## Your instructions
Write the data out again, exactly as given.
-- START --
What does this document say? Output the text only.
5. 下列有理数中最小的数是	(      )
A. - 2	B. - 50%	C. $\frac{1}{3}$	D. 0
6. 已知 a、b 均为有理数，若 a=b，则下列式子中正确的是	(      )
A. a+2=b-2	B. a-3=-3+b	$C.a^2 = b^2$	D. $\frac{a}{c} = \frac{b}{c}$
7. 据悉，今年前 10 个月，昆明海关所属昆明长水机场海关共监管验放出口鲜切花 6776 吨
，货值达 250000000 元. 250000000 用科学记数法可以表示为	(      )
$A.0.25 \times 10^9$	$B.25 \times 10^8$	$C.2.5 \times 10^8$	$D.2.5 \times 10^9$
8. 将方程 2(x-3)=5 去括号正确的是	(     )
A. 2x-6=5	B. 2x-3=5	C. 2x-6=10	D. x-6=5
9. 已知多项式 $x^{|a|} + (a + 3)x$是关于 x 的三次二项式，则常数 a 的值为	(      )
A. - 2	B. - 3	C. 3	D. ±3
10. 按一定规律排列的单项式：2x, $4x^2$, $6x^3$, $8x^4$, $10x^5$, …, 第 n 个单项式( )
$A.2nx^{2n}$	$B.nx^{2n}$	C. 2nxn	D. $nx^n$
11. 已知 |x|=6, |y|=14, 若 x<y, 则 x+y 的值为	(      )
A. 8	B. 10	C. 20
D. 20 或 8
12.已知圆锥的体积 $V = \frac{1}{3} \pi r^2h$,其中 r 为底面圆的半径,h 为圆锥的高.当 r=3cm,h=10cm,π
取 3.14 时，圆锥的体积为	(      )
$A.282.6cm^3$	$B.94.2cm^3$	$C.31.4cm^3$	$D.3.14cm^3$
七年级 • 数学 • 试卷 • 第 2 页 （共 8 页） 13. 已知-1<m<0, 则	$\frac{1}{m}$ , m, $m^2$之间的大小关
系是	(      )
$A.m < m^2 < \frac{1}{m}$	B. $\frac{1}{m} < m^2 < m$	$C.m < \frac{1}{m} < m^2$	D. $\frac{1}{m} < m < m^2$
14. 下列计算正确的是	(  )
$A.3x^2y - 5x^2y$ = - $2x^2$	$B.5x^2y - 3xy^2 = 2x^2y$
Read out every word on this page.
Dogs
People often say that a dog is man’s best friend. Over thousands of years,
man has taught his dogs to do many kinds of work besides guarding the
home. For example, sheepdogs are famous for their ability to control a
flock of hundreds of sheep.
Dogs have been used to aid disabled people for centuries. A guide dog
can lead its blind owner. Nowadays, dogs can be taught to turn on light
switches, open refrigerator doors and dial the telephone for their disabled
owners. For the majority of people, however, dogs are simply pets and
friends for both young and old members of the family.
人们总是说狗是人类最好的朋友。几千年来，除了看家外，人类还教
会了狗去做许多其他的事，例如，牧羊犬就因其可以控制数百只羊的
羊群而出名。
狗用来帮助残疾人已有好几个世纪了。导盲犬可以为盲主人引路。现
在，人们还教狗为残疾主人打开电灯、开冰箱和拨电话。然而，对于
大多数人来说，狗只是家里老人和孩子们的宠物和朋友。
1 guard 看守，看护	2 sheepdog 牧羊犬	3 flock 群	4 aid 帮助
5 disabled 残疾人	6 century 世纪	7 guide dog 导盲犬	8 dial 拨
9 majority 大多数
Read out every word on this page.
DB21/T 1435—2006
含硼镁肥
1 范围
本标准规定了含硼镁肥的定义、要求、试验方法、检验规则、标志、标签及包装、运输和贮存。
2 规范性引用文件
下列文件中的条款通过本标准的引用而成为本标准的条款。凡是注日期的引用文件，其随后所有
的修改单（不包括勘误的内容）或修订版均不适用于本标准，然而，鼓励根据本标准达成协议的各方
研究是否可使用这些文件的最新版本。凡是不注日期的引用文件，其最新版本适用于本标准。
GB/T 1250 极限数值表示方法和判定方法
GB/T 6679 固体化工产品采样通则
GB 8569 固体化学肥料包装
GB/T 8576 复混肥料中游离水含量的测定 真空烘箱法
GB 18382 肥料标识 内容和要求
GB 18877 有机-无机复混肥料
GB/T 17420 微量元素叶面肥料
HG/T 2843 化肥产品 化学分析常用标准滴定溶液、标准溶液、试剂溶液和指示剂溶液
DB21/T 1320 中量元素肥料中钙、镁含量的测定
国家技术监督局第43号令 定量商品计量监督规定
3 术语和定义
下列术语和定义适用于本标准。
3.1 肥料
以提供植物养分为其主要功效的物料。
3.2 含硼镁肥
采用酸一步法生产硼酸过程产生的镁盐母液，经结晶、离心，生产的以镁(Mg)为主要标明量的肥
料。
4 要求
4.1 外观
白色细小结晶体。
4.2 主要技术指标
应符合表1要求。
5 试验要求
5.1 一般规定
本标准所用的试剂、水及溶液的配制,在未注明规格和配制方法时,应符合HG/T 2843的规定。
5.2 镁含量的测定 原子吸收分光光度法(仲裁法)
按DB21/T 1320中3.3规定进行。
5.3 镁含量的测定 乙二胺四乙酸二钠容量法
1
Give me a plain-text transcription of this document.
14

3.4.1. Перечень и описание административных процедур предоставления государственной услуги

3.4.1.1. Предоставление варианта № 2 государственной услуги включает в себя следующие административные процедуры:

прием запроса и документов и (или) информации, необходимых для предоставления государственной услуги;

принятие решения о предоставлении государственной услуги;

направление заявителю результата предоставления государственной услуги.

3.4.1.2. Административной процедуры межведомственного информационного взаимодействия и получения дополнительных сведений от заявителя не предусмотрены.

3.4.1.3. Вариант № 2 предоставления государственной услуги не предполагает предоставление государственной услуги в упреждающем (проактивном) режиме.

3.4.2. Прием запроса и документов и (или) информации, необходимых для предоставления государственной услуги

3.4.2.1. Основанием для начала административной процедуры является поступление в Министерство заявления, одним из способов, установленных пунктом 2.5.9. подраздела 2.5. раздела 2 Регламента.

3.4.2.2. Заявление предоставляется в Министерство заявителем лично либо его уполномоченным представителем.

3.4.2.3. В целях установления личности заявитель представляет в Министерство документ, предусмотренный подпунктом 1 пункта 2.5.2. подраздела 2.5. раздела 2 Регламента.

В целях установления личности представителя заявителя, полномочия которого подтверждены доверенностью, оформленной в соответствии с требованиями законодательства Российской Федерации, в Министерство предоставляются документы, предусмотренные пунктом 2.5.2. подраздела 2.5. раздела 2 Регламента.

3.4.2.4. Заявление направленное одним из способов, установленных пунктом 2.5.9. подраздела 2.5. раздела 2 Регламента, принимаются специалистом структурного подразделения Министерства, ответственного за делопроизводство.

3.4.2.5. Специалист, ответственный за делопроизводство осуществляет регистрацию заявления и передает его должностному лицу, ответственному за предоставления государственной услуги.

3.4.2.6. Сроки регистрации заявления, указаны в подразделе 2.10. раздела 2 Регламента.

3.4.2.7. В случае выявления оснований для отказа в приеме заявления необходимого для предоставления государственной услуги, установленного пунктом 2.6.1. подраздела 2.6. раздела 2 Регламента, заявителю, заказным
-- END --
## Finished exercise
What does this document say? Output the text only.
5. 下列有理数中最小的数是	(      )
A. - 2	B. - 50%	C. $\frac{1}{3}$	D. 0
6. 已知 a、b 均为有理数，若 a=b，则下列式子中正确的是	(      )
A. a+2=b-2	B. a-3=-3+b	$C.a^2 = b^2$	D. $\frac{a}{c} = \frac{b}{c}$
7. 据悉，今年前 10 个月，昆明海关所属昆明长水机场海关共监管验放出口鲜切花 6776 吨
，货值达 250000000 元. 250000000 用科学记数法可以表示为	(      )
$A.0.25 \times 10^9$	$B.25 \times 10^8$	$C.2.5 \times 10^8$	$D.2.5 \times 10^9$
8. 将方程 2(x-3)=5 去括号正确的是	(     )
A. 2x-6=5	B. 2x-3=5	C. 2x-6=10	D. x-6=5
9. 已知多项式 $x^{|a|} + (a + 3)x$是关于 x 的三次二项式，则常数 a 的值为	(      )
A. - 2	B. - 3	C. 3	D. ±3
10. 按一定规律排列的单项式：2x, $4x^2$, $6x^3$, $8x^4$, $10x^5$, …, 第 n 个单项式( )
$A.2nx^{2n}$	$B.nx^{2n}$	C. 2nxn	D. $nx^n$
11. 已知 |x|=6, |y|=14, 若 x<y, 则 x+y 的值为	(      )
A. 8	B. 10	C. 20
D. 20 或 8
12.已知圆锥的体积 $V = \frac{1}{3} \pi r^2h$,其中 r 为底面圆的半径,h 为圆锥的高.当 r=3cm,h=10cm,π
取 3.14 时，圆锥的体积为	(      )
$A.282.6cm^3$	$B.94.2cm^3$	$C.31.4cm^3$	$D.3.14cm^3$
七年级 • 数学 • 试卷 • 第 2 页 （共 8 页） 13. 已知-1<m<0, 则	$\frac{1}{m}$ , m, $m^2$之间的大小关
系是	(      )
$A.m < m^2 < \frac{1}{m}$	B. $\frac{1}{m} < m^2 < m$	$C.m < \frac{1}{m} < m^2$	D. $\frac{1}{m} < m < m^2$
14. 下列计算正确的是	(  )
$A.3x^2y - 5x^2y$ = - $2x^2$	$B.5x^2y - 3xy^2 = 2x^2y$
Read out every word on this page.
Dogs
People often say that a dog is man’s best friend. Over thousands of years,
man has taught his dogs to do many kinds of work besides guarding the
home. For example, sheepdogs are famous for their ability to control a
flock of hundreds of sheep.
Dogs have been used to aid disabled people for centuries. A guide dog
can lead its blind owner. Nowadays, dogs can be taught to turn on light
switches, open refrigerator doors and dial the telephone for their disabled
owners. For the majority of people, however, dogs are simply pets and
friends for both young and old members of the family.
人们总是说狗是人类最好的朋友。几千年来，除了看家外，人类还教
会了狗去做许多其他的事，例如，牧羊犬就因其可以控制数百只羊的
羊群而出名。
狗用来帮助残疾人已有好几个世纪了。导盲犬可以为盲主人引路。现
在，人们还教狗为残疾主人打开电灯、开冰箱和拨电话。然而，对于
大多数人来说，狗只是家里老人和孩子们的宠物和朋友。
1 guard 看守，看护	2 sheepdog 牧羊犬	3 flock 群	4 aid 帮助
5 disabled 残疾人	6 century 世纪	7 guide dog 导盲犬	8 dial 拨
9 majority 大多数
Read out every word on this page.
DB21/T 1435—2006
含硼镁肥
1 范围
本标准规定了含硼镁肥的定义、要求、试验方法、检验规则、标志、标签及包装、运输和贮存。
2 规范性引用文件
下列文件中的条款通过本标准的引用而成为本标准的条款。凡是注日期的引用文件，其随后所有
的修改单（不包括勘误的内容）或修订版均不适用于本标准，然而，鼓励根据本标准达成协议的各方
研究是否可使用这些文件的最新版本。凡是不注日期的引用文件，其最新版本适用于本标准。
GB/T 1250 极限数值表示方法和判定方法
GB/T 6679 固体化工产品采样通则
GB 8569 固体化学肥料包装
GB/T 8576 复混肥料中游离水含量的测定 真空烘箱法
GB 18382 肥料标识 内容和要求
GB 18877 有机-无机复混肥料
GB/T 17420 微量元素叶面肥料
HG/T 2843 化肥产品 化学分析常用标准滴定溶液、标准溶液、试剂溶液和指示剂溶液
DB21/T 1320 中量元素肥料中钙、镁含量的测定
国家技术监督局第43号令 定量商品计量监督规定
3 术语和定义
下列术语和定义适用于本标准。
3.1 肥料
以提供植物养分为其主要功效的物料。
3.2 含硼镁肥
采用酸一步法生产硼酸过程产生的镁盐母液，经结晶、离心，生产的以镁(Mg)为主要标明量的肥
料。
4 要求
4.1 外观
白色细小结晶体。
4.2 主要技术指标
应符合表1要求。
5 试验要求
5.1 一般规定
本标准所用的试剂、水及溶液的配制,在未注明规格和配制方法时,应符合HG/T 2843的规定。
5.2 镁含量的测定 原子吸收分光光度法(仲裁法)
按DB21/T 1320中3.3规定进行。
5.3 镁含量的测定 乙二胺四乙酸二钠容量法
1
Give me a plain-text transcription of this document.
14

3.4.1. Перечень и описание административных процедур предоставления государственной услуги

3.4.1.1. Предоставление варианта № 2 государственной услуги включает в себя следующие административные процедуры:

прием запроса и документов и (или) информации, необходимых для предоставления государственной услуги;

принятие решения о предоставлении государственной услуги;

направление заявителю результата предоставления государственной услуги.

3.4.1.2. Административной процедуры межведомственного информационного взаимодействия и получения дополнительных сведений от заявителя не предусмотрены.

3.4.1.3. Вариант № 2 предоставления государственной услуги не предполагает предоставление государственной услуги в упреждающем (проактивном) режиме.

3.4.2. Прием запроса и документов и (или) информации, необходимых для предоставления государственной услуги

3.4.2.1. Основанием для начала административной процедуры является поступление в Министерство заявления, одним из способов, установленных пунктом 2.5.9. подраздела 2.5. раздела 2 Регламента.

3.4.2.2. Заявление предоставляется в Министерство заявителем лично либо его уполномоченным представителем.

3.4.2.3. В целях установления личности заявитель представляет в Министерство документ, предусмотренный подпунктом 1 пункта 2.5.2. подраздела 2.5. раздела 2 Регламента.

В целях установления личности представителя заявителя, полномочия которого подтверждены доверенностью, оформленной в соответствии с требованиями законодательства Российской Федерации, в Министерство предоставляются документы, предусмотренные пунктом 2.5.2. подраздела 2.5. раздела 2 Регламента.

3.4.2.4. Заявление направленное одним из способов, установленных пунктом 2.5.9. подраздела 2.5. раздела 2 Регламента, принимаются специалистом структурного подразделения Министерства, ответственного за делопроизводство.

3.4.2.5. Специалист, ответственный за делопроизводство осуществляет регистрацию заявления и передает его должностному лицу, ответственному за предоставления государственной услуги.

3.4.2.6. Сроки регистрации заявления, указаны в подразделе 2.10. раздела 2 Регламента.

3.4.2.7. В случае выявления оснований для отказа в приеме заявления необходимого для предоставления государственной услуги, установленного пунктом 2.6.1. подраздела 2.6. раздела 2 Регламента, заявителю, заказным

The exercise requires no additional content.